◆ INFORMATION SUPPLIED ◆
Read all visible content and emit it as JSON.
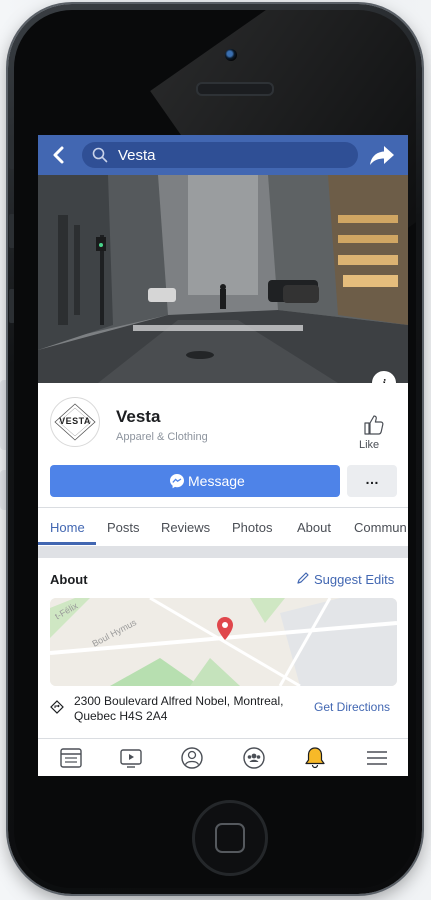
{
  "search": {
    "query": "Vesta"
  },
  "page": {
    "name": "Vesta",
    "category": "Apparel & Clothing",
    "logo_text": "VESTA",
    "like_label": "Like"
  },
  "actions": {
    "message_label": "Message",
    "more_label": "…"
  },
  "tabs": [
    {
      "label": "Home",
      "active": true
    },
    {
      "label": "Posts"
    },
    {
      "label": "Reviews"
    },
    {
      "label": "Photos"
    },
    {
      "label": "About"
    },
    {
      "label": "Commun"
    }
  ],
  "about": {
    "title": "About",
    "suggest_label": "Suggest Edits",
    "address": "2300 Boulevard Alfred Nobel, Montreal, Quebec H4S 2A4",
    "directions_label": "Get Directions",
    "map_labels": [
      "Boul Hymus",
      "t-Félix"
    ]
  },
  "bottom_nav": [
    {
      "icon": "news-feed-icon"
    },
    {
      "icon": "watch-icon"
    },
    {
      "icon": "profile-icon"
    },
    {
      "icon": "groups-icon"
    },
    {
      "icon": "notifications-bell-icon"
    },
    {
      "icon": "menu-icon"
    }
  ],
  "colors": {
    "brand_blue": "#4267b2",
    "message_blue": "#4e83e8",
    "bell_yellow": "#f7b928",
    "pin_red": "#e0474c"
  }
}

◆ BRIEF ◆
Gather up every line in the data above that contains the word "icon", copying each one.

◆ RESULT OF THE TASK ◆
      "icon": "news-feed-icon"
      "icon": "watch-icon"
      "icon": "profile-icon"
      "icon": "groups-icon"
      "icon": "notifications-bell-icon"
      "icon": "menu-icon"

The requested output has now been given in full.